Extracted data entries
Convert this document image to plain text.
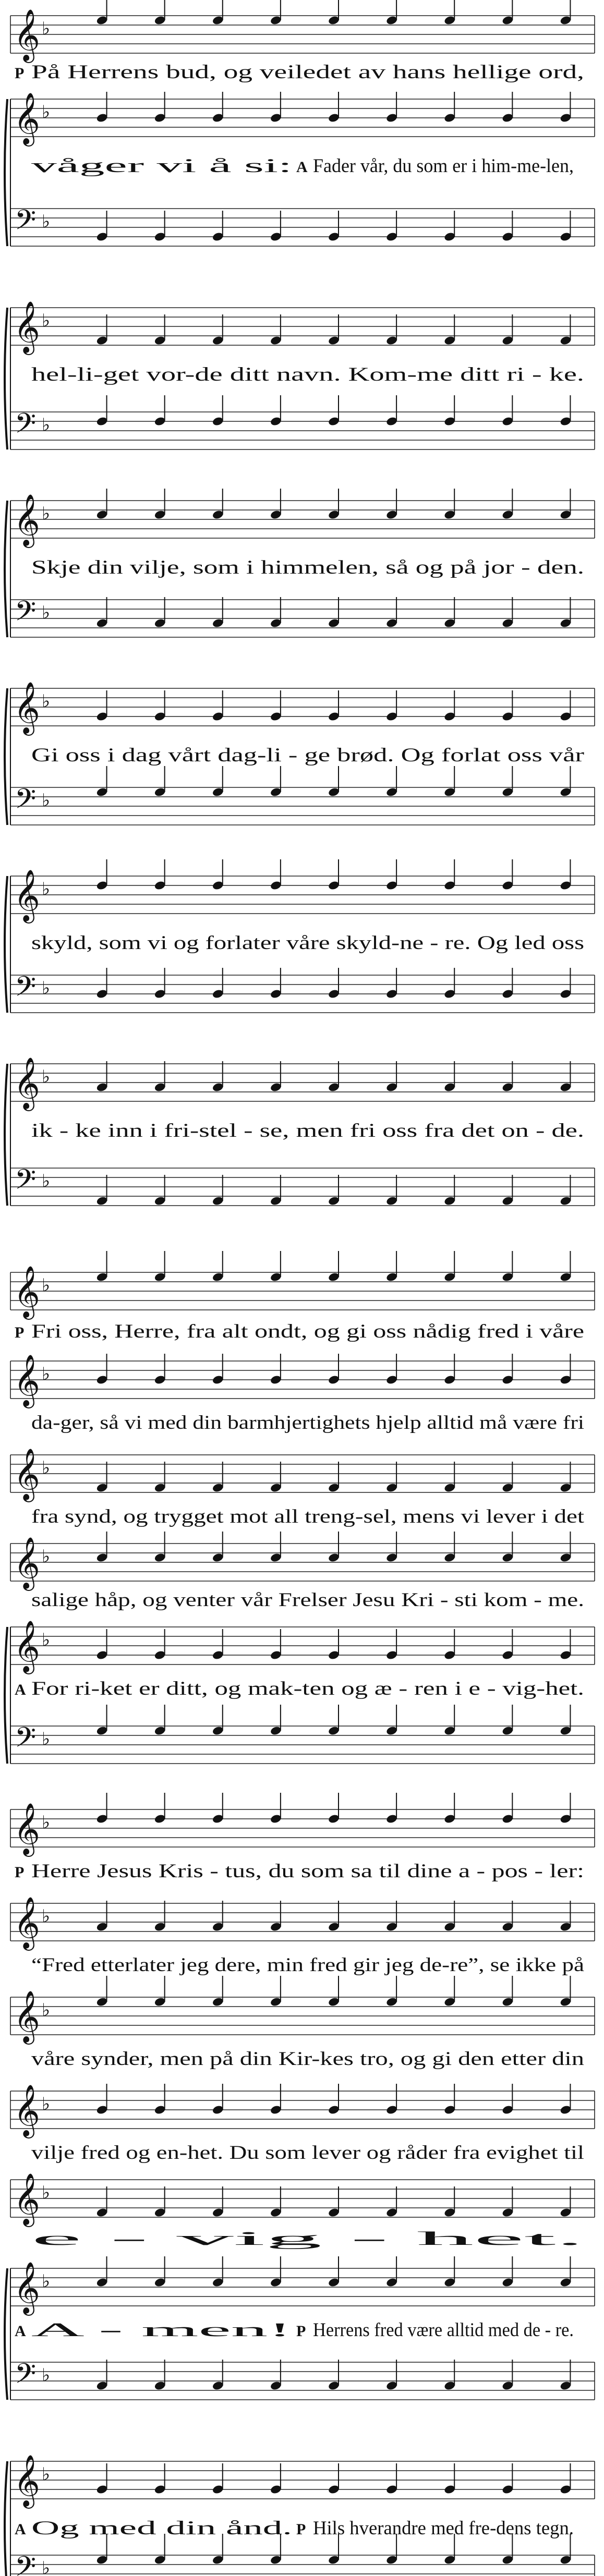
♭
𝄞
På Herrens bud, og veiledet av hans hellige ord,
P
♭
𝄞
våger vi å si: Fader vår, du som er i him-me-len,
A
♭
𝄢
♭
𝄞
hel-li-get vor-de ditt navn. Kom-me ditt ri - ke.
♭
𝄢
♭
𝄞
Skje din vilje, som i himmelen, så og på jor - den.
♭
𝄢
♭
𝄞
Gi oss i dag vårt dag-li - ge brød. Og forlat oss vår
♭
𝄢
♭
𝄞
skyld, som vi og forlater våre skyld-ne - re. Og led oss
♭
𝄢
♭
𝄞
ik - ke inn i fri-stel - se, men fri oss fra det on - de.
♭
𝄢
♭
𝄞
Fri oss, Herre, fra alt ondt, og gi oss nådig fred i våre
P
♭
𝄞
da-ger, så vi med din barmhjertighets hjelp alltid må være fri
♭
𝄞
fra synd, og trygget mot all treng-sel, mens vi lever i det
♭
𝄞
salige håp, og venter vår Frelser Jesu Kri - sti kom - me.
♭
𝄞
For ri-ket er ditt, og mak-ten og æ - ren i e - vig-het.
A
♭
𝄢
♭
𝄞
Herre Jesus Kris - tus, du som sa til dine a - pos - ler:
P
♭
𝄞
“Fred etterlater jeg dere, min fred gir jeg de-re”, se ikke på
♭
𝄞
våre synder, men på din Kir-kes tro, og gi den etter din
♭
𝄞
vilje fred og en-het. Du som lever og råder fra evighet til
♭
𝄞
e - vig - het.
♭
𝄞
A - men!
A	Herrens fred være alltid med de - re.
P
♭
𝄢
♭
𝄞
Og med din ånd.
A	Hils hverandre med fre-dens tegn.
P
♭
𝄢
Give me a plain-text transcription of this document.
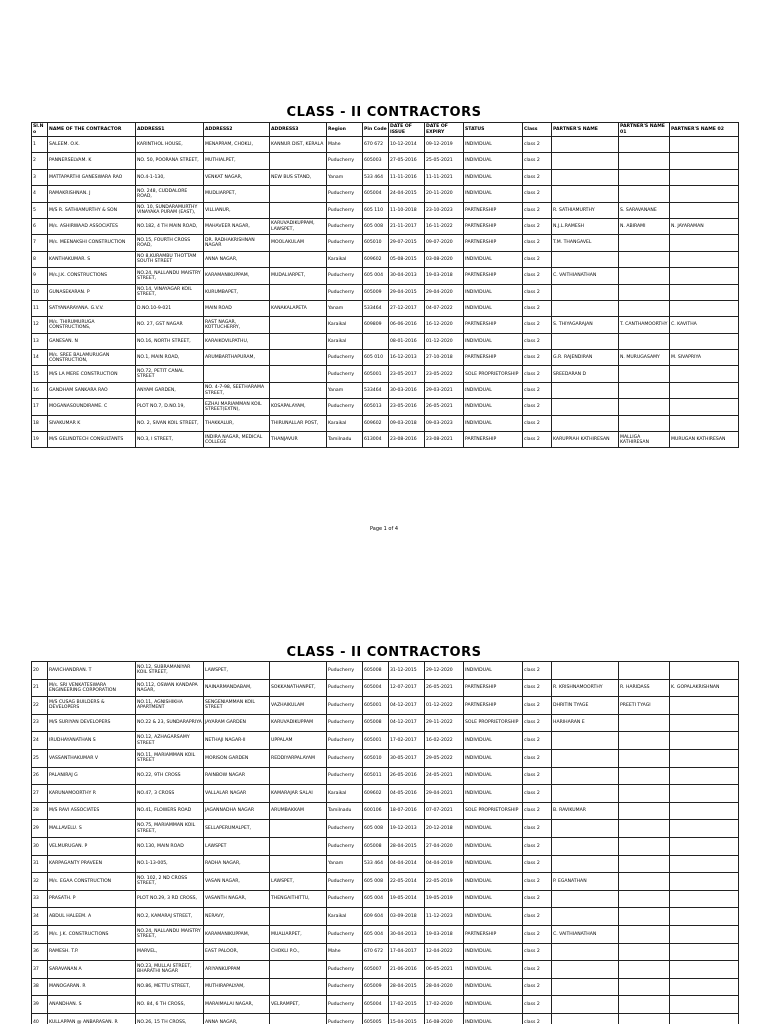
CLASS - II CONTRACTORS
Sl.No	NAME OF THE CONTRACTOR	ADDRESS1	ADDRESS2	ADDRESS3	Region	Pin Code	DATE OF ISSUE	DATE OF EXPIRY	STATUS	Class	PARTNER'S NAME	PARTNER'S NAME 01	PARTNER'S NAME 02
1	SALEEM. O.K.	KARINTHOL HOUSE,	MENAPRAM, CHOKLI,	KANNUR DIST, KERALA	Mahe	670 672	10-12-2014	09-12-2019	INDIVIDUAL	class 2			
2	PANNERSELVAM. K	NO. 50, POORANA STREET,	MUTHIALPET,		Puducherry	605003	27-05-2016	25-05-2021	INDIVIDUAL	class 2			
3	MATTAPARTHI GANESWARA RAO	NO.4-1-130,	VENKAT NAGAR,	NEW BUS STAND,	Yanam	533 464	11-11-2016	11-11-2021	INDIVIDUAL	class 2			
4	RAMAKRISHNAN. J	NO. 248, CUDDALORE ROAD,	MUDLIARPET,		Puducherry	605004	24-04-2015	20-11-2020	INDIVIDUAL	class 2			
5	M/S R. SATHIAMURTHY & SON	NO. 10, SUNDARAMURTHY VINAYAKA PURAM (EAST),	VILLIANUR,		Puducherry	605 110	11-10-2018	23-10-2023	PARTNERSHIP	class 2	R. SATHIAMURTHY	S. SARAVANANE	
6	M/s. ASHIRWAAD ASSOCIATES	NO.182, 4 TH MAIN ROAD,	MAHAVEER NAGAR,	KARUVADIKUPPAM, LAWSPET,	Puducherry	605 008	21-11-2017	16-11-2022	PARTNERSHIP	class 2	N.J.L.RAMESH	N. ABIRAMI	N. JAYARAMAN
7	M/s. MEENAKSHI CONSTRUCTION	NO.15, FOURTH CROSS ROAD,	DR. RADHAKRISHNAN NAGAR	MOOLAKULAM	Puducherry	605010	29-07-2015	09-07-2020	PARTNERSHIP	class 2	T.M. THANGAVEL		
8	KANTHAKUMAR. S	NO 8,KURAMBU THOTTAM SOUTH STREET	ANNA NAGAR,		Karaikal	609602	05-08-2015	03-08-2020	INDIVIDUAL	class 2			
9	M/s.J.K. CONSTRUCTIONS	NO.24, NALLANDU MAISTRY STREET,	KARAMANIKUPPAM,	MUDALIARPET,	Puducherry	605 004	30-04-2013	19-03-2018	PARTNERSHIP	class 2	C. VAITHIANATHAN		
10	GUNASEKARAN. P	NO.14, VINAYAGAR KOIL STREET,	KURUMBAPET,		Puducherry	605009	29-04-2015	29-04-2020	INDIVIDUAL	class 2			
11	SATYANARAYANA. G.V.V.	D.NO.10-9-021	MAIN ROAD	KANAKALAPETA	Yanam	533464	27-12-2017	04-07-2022	INDIVIDUAL	class 2			
12	M/s. THIRUMURUGA CONSTRUCTIONS,	NO. 27, GST NAGAR	RAST NAGAR, KOTTUCHERRY,		Karaikal	609809	06-06-2016	16-12-2020	PARTNERSHIP	class 2	S. THIYAGARAJAN	T. CANTHAMOORTHY	C. KAVITHA
13	GANESAN. N	NO.16, NORTH STREET,	KARAIKOVILPATHU,		Karaikal		08-01-2016	01-12-2020	INDIVIDUAL	class 2			
14	M/s. SREE BALAMURUGAN CONSTRUCTION,	NO.1, MAIN ROAD,	ARUMBARTHAPURAM,		Puducherry	605 010	16-12-2013	27-10-2018	PARTNERSHIP	class 2	G.R. RAJENDIRAN	N. MURUGASAMY	M. SIVAPRIYA
15	M/S LA MERE CONSTRUCTION	NO.72, PETIT CANAL STREET			Puducherry	605001	23-05-2017	23-05-2022	SOLE PROPRIETORSHIP	class 2	SREEDARAN D		
16	GANDHAM SANKARA RAO	ANYAM GARDEN,	NO. 4-7-98, SEETHARAMA STREET,		Yanam	533464	30-03-2016	29-03-2021	INDIVIDUAL	class 2			
17	MOGANASOUNDIRAME. C	PLOT NO.7, D.NO.19,	EZHAI MARIAMMAN KOIL STREET(EXTN),	KOSAPALAYAM,	Puducherry	605013	23-05-2016	26-05-2021	INDIVIDUAL	class 2			
18	SIVAKUMAR K	NO. 2, SIVAN KOIL STREET,	THAKKALUR,	THIRUNALLAR POST,	Karaikal	609602	09-03-2018	09-03-2023	INDIVIDUAL	class 2			
19	M/S GELINDTECH CONSULTANTS	NO.3, I STREET,	INDIRA NAGAR, MEDICAL COLLEGE	THANJAVUR	Tamilnadu	613004	23-08-2016	23-08-2021	PARTNERSHIP	class 2	KARUPPIAH KATHIRESAN	MALLIGA KATHIRESAN	MURUGAN KATHIRESAN
Page 1 of 4
CLASS - II CONTRACTORS
20	RAVICHANDRAN. T	NO.12, SUBRAMANIYAR KOIL STREET,	LAWSPET,		Puducherry	605008	31-12-2015	29-12-2020	INDIVIDUAL	class 2			
21	M/s. SRI VENKATESWARA ENGINEERING CORPORATION	NO.112, OSWAN KANDAPA NAGAR,	NAINARMANDABAM,	SOKKANATHANPET,	Puducherry	605004	12-07-2017	26-05-2021	PARTNERSHIP	class 2	R. KRISHNAMOORTHY	R. HARIDASS	K. GOPALAKRISHNAN
22	M/S CUSAG BUILDERS & DEVELOPERS	NO.11, AGNISHIKHA APARTMENT	SENGENIAMMAN KOIL STREET	VAZHAIKULAM	Puducherry	605001	04-12-2017	01-12-2022	PARTNERSHIP	class 2	DHRITIN TYAGE	PREETI TYAGI	
23	M/S SURIYAN DEVELOPERS	NO.22 & 23, SUNDARAPRIYA	JAYARAM GARDEN	KARUVADIKUPPAM	Puducherry	605008	04-12-2017	29-11-2022	SOLE PROPRIETORSHIP	class 2	HARIHARAN E		
24	IRUDHAYANATHAN S	NO.12, AZHAGARSAMY STREET	NETHAJI NAGAR-II	UPPALAM	Puducherry	605001	17-02-2017	16-02-2022	INDIVIDUAL	class 2			
25	VASSANTHAKUMAR V	NO.11, MARIAMMAN KOIL STREET	MORISON GARDEN	REDDIYARPALAYAM	Puducherry	605010	30-05-2017	29-05-2022	INDIVIDUAL	class 2			
26	PALANIRAJ G	NO.22, 9TH CROSS	RAINBOW NAGAR		Puducherry	605011	26-05-2016	24-05-2021	INDIVIDUAL	class 2			
27	KARUNAMOORTHY R	NO.47, 3 CROSS	VALLALAR NAGAR	KAMARAJAR SALAI	Karaikal	609602	04-05-2016	29-04-2021	INDIVIDUAL	class 2			
28	M/S RAVI ASSOCIATES	NO.41, FLOWERS ROAD	JAGANNADHA NAGAR	ARUMBAKKAM	Tamilnadu	600106	18-07-2016	07-07-2021	SOLE PROPRIETORSHIP	class 2	B. RAVIKUMAR		
29	MALLAVELU. S	NO.75, MARIAMMAN KOIL STREET,	SELLAPERUMALPET,		Puducherry	605 008	19-12-2013	20-12-2018	INDIVIDUAL	class 2			
30	VELMURUGAN. P	NO.130, MAIN ROAD	LAWSPET		Puducherry	605008	28-04-2015	27-04-2020	INDIVIDUAL	class 2			
31	KARPAGANTY PRAVEEN	NO.1-13-005,	RADHA NAGAR,		Yanam	533 464	04-04-2014	04-04-2019	INDIVIDUAL	class 2			
32	M/s. EGAA CONSTRUCTION	NO. 102, 2 ND CROSS STREET,	VASAN NAGAR,	LAWSPET,	Puducherry	605 008	22-05-2014	22-05-2019	INDIVIDUAL	class 2	P. EGANATHAN		
33	PRASATH. P	PLOT NO.29, 3 RD CROSS,	VASANTH NAGAR,	THENGAITHITTU,	Puducherry	605 004	19-05-2014	19-05-2019	INDIVIDUAL	class 2			
34	ABDUL HALEEM. A	NO.2, KAMARAJ STREET,	NERAVY,		Karaikal	609 604	03-09-2018	11-12-2023	INDIVIDUAL	class 2			
35	M/s. J.K. CONSTRUCTIONS	NO.24, NALLANDU MAISTRY STREET,	KARAMANIKUPPAM,	MUALIARPET,	Puducherry	605 004	30-04-2013	19-03-2018	PARTNERSHIP	class 2	C. VAITHIANATHAN		
36	RAMESH. T.P.	MARVEL,	EAST PALOOR,	CHOKLI P.O.,	Mahe	670 672	17-04-2017	12-04-2022	INDIVIDUAL	class 2			
37	SARAVANAN A	NO.23, MULLAI STREET, BHARATHI NAGAR	ARIYANKUPPAM		Puducherry	605007	21-06-2016	06-05-2021	INDIVIDUAL	class 2			
38	MANOGARAN. R	NO.86, METTU STREET,	MUTHIRAPALYAM,		Puducherry	605009	28-04-2015	28-04-2020	INDIVIDUAL	class 2			
39	ANANDHAN. S	NO. 84, 6 TH CROSS,	MARAIMALAI NAGAR,	VELRAMPET,	Puducherry	605004	17-02-2015	17-02-2020	INDIVIDUAL	class 2			
40	KULLAPPAN @ ANBARASAN. R	NO.26, 15 TH CROSS,	ANNA NAGAR,		Puducherry	605005	15-04-2015	16-08-2020	INDIVIDUAL	class 2			
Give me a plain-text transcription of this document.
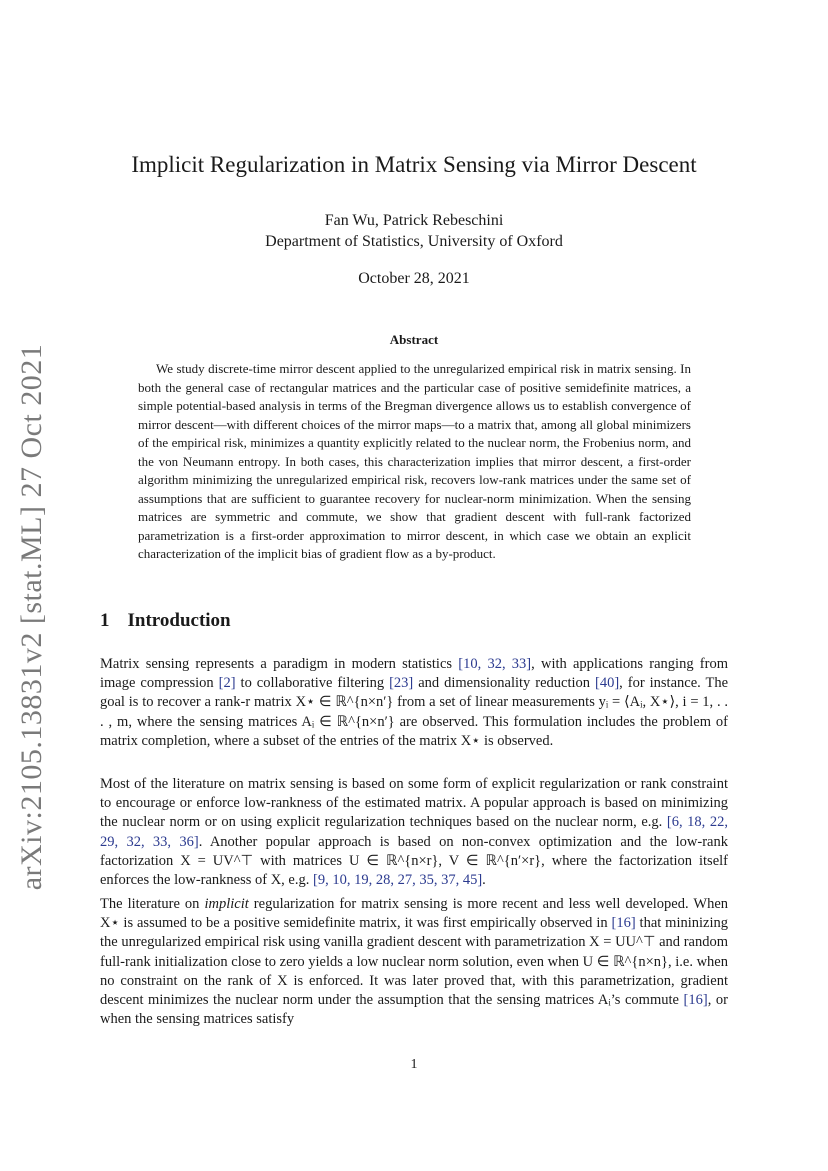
arXiv:2105.13831v2 [stat.ML] 27 Oct 2021
Implicit Regularization in Matrix Sensing via Mirror Descent
Fan Wu, Patrick Rebeschini
Department of Statistics, University of Oxford
October 28, 2021
Abstract
We study discrete-time mirror descent applied to the unregularized empirical risk in matrix sensing. In both the general case of rectangular matrices and the particular case of positive semidefinite matrices, a simple potential-based analysis in terms of the Bregman divergence allows us to establish convergence of mirror descent—with different choices of the mirror maps—to a matrix that, among all global minimizers of the empirical risk, minimizes a quantity explicitly related to the nuclear norm, the Frobenius norm, and the von Neumann entropy. In both cases, this characterization implies that mirror descent, a first-order algorithm minimizing the unregularized empirical risk, recovers low-rank matrices under the same set of assumptions that are sufficient to guarantee recovery for nuclear-norm minimization. When the sensing matrices are symmetric and commute, we show that gradient descent with full-rank factorized parametrization is a first-order approximation to mirror descent, in which case we obtain an explicit characterization of the implicit bias of gradient flow as a by-product.
1 Introduction
Matrix sensing represents a paradigm in modern statistics [10, 32, 33], with applications ranging from image compression [2] to collaborative filtering [23] and dimensionality reduction [40], for instance. The goal is to recover a rank-r matrix X⋆ ∈ ℝ^{n×n′} from a set of linear measurements yᵢ = ⟨Aᵢ, X⋆⟩, i = 1, . . . , m, where the sensing matrices Aᵢ ∈ ℝ^{n×n′} are observed. This formulation includes the problem of matrix completion, where a subset of the entries of the matrix X⋆ is observed.
Most of the literature on matrix sensing is based on some form of explicit regularization or rank constraint to encourage or enforce low-rankness of the estimated matrix. A popular approach is based on minimizing the nuclear norm or on using explicit regularization techniques based on the nuclear norm, e.g. [6, 18, 22, 29, 32, 33, 36]. Another popular approach is based on non-convex optimization and the low-rank factorization X = UV^⊤ with matrices U ∈ ℝ^{n×r}, V ∈ ℝ^{n′×r}, where the factorization itself enforces the low-rankness of X, e.g. [9, 10, 19, 28, 27, 35, 37, 45].
The literature on implicit regularization for matrix sensing is more recent and less well developed. When X⋆ is assumed to be a positive semidefinite matrix, it was first empirically observed in [16] that mininizing the unregularized empirical risk using vanilla gradient descent with parametrization X = UU^⊤ and random full-rank initialization close to zero yields a low nuclear norm solution, even when U ∈ ℝ^{n×n}, i.e. when no constraint on the rank of X is enforced. It was later proved that, with this parametrization, gradient descent minimizes the nuclear norm under the assumption that the sensing matrices Aᵢ’s commute [16], or when the sensing matrices satisfy
1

=== Exercise goal ===
Go through the records and pull out each line that includes the word "EAST".

=== Output for this task ===
5	M/S R. SATHIAMURTHY & SON	NO. 10, SUNDARAMURTHY VINAYAKA PURAM (EAST),	VILLIANUR,		Puducherry	605 110	11-10-2018	23-10-2023	PARTNERSHIP	class 2	R. SATHIAMURTHY	S. SARAVANANE	
36	RAMESH. T.P.	MARVEL,	EAST PALOOR,	CHOKLI P.O.,	Mahe	670 672	17-04-2017	12-04-2022	INDIVIDUAL	class 2			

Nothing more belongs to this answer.